• _WHAT YOU HAVE TO DO_:
Find the word "label" in the records below. List each line containing it.

--- Start of WORKING DATA ---

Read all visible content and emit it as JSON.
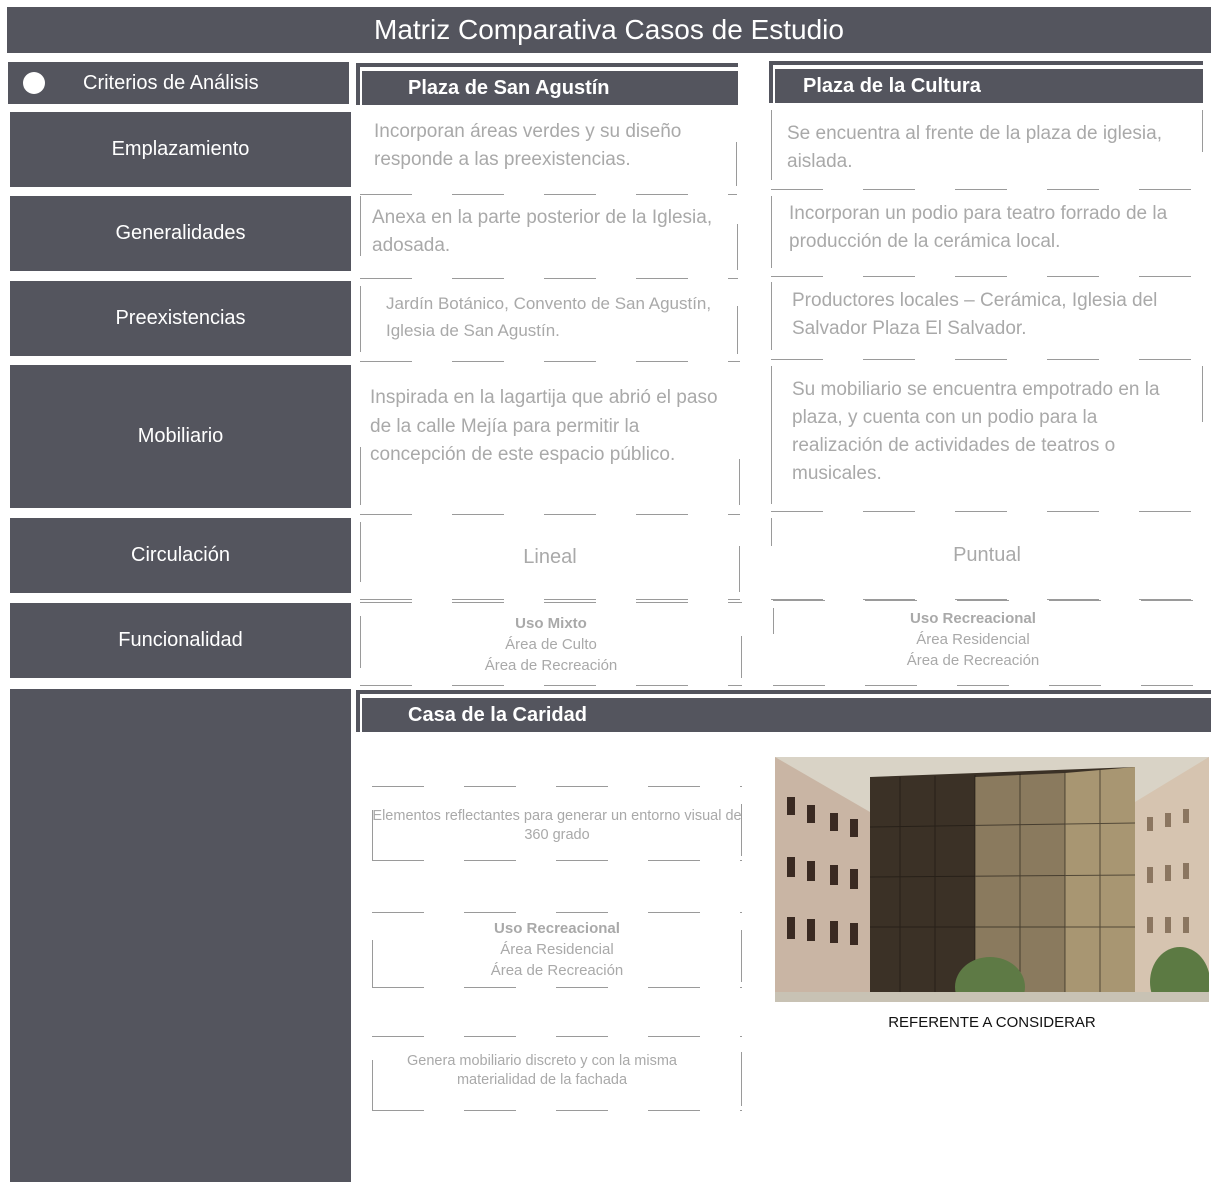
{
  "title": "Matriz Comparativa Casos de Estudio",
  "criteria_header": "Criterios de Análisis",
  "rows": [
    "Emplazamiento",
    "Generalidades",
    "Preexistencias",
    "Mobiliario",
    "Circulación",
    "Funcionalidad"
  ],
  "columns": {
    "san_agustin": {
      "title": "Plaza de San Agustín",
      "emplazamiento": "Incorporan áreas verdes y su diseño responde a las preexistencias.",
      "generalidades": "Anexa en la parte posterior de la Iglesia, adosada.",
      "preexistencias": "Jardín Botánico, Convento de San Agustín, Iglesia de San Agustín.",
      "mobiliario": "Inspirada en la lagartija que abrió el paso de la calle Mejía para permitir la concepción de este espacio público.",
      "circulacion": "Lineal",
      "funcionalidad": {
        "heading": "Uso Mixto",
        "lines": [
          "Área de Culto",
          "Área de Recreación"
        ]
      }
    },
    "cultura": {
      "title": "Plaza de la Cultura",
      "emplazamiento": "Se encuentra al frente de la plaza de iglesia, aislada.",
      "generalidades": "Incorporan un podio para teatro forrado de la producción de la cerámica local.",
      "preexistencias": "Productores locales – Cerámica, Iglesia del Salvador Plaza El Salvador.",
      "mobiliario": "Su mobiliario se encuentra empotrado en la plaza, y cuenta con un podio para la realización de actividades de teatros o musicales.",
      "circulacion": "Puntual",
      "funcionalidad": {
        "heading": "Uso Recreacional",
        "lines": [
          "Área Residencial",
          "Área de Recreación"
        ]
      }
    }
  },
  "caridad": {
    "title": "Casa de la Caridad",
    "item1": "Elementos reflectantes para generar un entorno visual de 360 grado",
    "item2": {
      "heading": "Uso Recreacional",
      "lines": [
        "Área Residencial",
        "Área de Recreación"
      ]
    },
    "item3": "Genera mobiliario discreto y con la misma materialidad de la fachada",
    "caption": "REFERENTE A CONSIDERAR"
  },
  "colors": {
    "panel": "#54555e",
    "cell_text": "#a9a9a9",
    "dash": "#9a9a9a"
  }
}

--- End of WORKING DATA ---
--- Start of WORKING DATA ---

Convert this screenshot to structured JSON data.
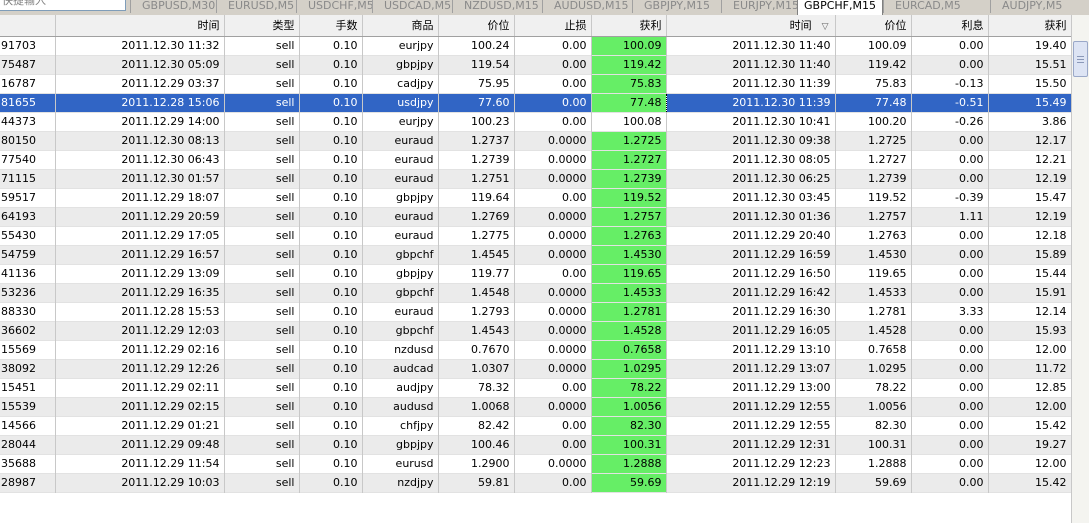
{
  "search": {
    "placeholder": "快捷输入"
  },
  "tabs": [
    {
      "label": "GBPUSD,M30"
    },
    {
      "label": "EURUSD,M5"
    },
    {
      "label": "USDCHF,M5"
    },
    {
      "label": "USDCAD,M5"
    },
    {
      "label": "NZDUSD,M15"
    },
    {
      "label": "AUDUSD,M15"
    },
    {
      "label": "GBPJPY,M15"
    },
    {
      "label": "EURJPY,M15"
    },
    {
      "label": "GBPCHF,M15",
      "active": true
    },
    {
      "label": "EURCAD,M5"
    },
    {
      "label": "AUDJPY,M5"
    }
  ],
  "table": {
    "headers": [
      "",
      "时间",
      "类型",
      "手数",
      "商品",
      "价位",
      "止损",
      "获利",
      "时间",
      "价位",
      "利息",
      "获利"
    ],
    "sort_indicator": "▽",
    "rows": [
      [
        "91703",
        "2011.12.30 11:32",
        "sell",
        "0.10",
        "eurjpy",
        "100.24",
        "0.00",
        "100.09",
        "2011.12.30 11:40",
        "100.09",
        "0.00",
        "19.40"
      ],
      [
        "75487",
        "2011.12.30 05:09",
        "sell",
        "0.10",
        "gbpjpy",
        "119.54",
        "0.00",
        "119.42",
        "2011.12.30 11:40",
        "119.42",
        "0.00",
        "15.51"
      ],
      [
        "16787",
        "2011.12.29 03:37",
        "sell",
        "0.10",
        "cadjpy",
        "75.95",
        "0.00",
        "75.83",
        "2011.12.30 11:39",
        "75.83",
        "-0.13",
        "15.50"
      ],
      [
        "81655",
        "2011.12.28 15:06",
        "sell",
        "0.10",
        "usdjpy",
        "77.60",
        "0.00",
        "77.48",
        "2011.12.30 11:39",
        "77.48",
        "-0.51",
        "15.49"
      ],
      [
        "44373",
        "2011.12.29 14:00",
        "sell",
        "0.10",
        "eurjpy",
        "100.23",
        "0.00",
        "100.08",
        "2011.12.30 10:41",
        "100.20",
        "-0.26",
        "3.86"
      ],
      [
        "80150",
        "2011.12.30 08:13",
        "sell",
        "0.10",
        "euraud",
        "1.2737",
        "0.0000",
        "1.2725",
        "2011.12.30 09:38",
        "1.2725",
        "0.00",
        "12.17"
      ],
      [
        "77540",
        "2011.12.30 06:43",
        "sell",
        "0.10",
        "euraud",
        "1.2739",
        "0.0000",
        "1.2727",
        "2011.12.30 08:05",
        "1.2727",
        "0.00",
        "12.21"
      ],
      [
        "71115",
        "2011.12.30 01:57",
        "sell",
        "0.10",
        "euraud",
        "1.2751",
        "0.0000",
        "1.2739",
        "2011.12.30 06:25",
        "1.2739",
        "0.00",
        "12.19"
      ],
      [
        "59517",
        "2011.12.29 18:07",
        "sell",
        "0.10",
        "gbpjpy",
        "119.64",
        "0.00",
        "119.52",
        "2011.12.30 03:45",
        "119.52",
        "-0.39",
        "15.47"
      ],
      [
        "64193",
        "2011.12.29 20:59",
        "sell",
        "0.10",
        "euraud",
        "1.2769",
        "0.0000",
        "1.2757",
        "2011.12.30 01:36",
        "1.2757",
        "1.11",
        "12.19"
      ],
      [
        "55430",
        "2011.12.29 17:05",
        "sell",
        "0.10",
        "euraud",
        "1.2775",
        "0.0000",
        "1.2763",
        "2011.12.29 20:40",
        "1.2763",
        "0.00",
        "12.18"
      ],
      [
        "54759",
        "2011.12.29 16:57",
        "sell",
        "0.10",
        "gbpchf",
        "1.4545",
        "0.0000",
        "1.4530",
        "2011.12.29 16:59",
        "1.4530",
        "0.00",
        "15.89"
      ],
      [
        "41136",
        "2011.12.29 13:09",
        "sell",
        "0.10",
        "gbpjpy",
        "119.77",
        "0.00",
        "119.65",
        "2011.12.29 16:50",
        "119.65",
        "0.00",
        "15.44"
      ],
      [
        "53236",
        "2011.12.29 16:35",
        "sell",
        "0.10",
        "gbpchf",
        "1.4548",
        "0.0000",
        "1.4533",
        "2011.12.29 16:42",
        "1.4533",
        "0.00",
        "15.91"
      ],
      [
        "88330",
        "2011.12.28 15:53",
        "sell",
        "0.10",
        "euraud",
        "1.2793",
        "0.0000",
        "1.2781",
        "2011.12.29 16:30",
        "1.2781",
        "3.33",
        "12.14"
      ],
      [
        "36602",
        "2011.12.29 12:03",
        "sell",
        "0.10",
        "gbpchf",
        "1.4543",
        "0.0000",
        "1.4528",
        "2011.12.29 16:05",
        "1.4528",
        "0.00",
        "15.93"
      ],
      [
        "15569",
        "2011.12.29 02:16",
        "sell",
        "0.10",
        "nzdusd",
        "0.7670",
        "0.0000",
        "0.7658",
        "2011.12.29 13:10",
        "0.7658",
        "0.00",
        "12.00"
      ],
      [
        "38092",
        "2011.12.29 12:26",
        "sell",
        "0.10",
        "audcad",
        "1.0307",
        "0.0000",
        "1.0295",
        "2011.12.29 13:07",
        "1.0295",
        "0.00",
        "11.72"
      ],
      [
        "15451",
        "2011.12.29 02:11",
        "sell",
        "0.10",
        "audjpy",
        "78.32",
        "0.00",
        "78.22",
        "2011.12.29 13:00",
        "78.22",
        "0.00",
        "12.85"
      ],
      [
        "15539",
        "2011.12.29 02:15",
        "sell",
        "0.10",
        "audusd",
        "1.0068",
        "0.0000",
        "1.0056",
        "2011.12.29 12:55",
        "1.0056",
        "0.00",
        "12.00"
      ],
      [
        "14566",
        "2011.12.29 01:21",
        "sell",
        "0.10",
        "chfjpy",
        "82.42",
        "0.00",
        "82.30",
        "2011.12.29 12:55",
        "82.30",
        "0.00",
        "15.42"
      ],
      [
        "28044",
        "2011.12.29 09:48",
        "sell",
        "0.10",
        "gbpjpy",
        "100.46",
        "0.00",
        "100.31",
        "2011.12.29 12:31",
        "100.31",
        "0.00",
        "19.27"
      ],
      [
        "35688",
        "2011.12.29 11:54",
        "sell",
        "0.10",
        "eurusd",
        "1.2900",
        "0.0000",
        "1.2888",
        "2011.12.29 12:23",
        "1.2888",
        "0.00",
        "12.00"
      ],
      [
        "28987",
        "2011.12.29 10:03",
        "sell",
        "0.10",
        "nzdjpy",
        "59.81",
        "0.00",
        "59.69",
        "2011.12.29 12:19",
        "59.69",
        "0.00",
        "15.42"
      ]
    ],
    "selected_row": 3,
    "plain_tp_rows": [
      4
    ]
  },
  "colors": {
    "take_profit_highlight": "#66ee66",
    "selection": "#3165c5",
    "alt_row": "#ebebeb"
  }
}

--- End of WORKING DATA ---

• _PROBLEM SOLUTION_:
      "label": "GBPUSD,M30"
      "label": "EURUSD,M5"
      "label": "USDCHF,M5"
      "label": "USDCAD,M5"
      "label": "NZDUSD,M15"
      "label": "AUDUSD,M15"
      "label": "GBPJPY,M15"
      "label": "EURJPY,M15"
      "label": "GBPCHF,M15",
      "label": "EURCAD,M5"
      "label": "AUDJPY,M5"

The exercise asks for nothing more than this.